* PROBLEM TO SOLVE *
Could you output each line of the data that follows exactly?

# START OF LISTED RECORDS

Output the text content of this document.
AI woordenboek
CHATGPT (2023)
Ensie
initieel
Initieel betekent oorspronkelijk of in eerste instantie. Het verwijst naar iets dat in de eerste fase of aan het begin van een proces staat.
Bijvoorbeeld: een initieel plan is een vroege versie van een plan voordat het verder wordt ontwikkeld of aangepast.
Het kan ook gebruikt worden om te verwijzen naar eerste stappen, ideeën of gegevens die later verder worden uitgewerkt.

# END OF LISTED RECORDS

* RESULT FOR THIS EXERCISE *
Output the text content of this document.
AI woordenboek
CHATGPT (2023)
Ensie
initieel
Initieel betekent oorspronkelijk of in eerste instantie. Het verwijst naar iets dat in de eerste fase of aan het begin van een proces staat.
Bijvoorbeeld: een initieel plan is een vroege versie van een plan voordat het verder wordt ontwikkeld of aangepast.
Het kan ook gebruikt worden om te verwijzen naar eerste stappen, ideeën of gegevens die later verder worden uitgewerkt.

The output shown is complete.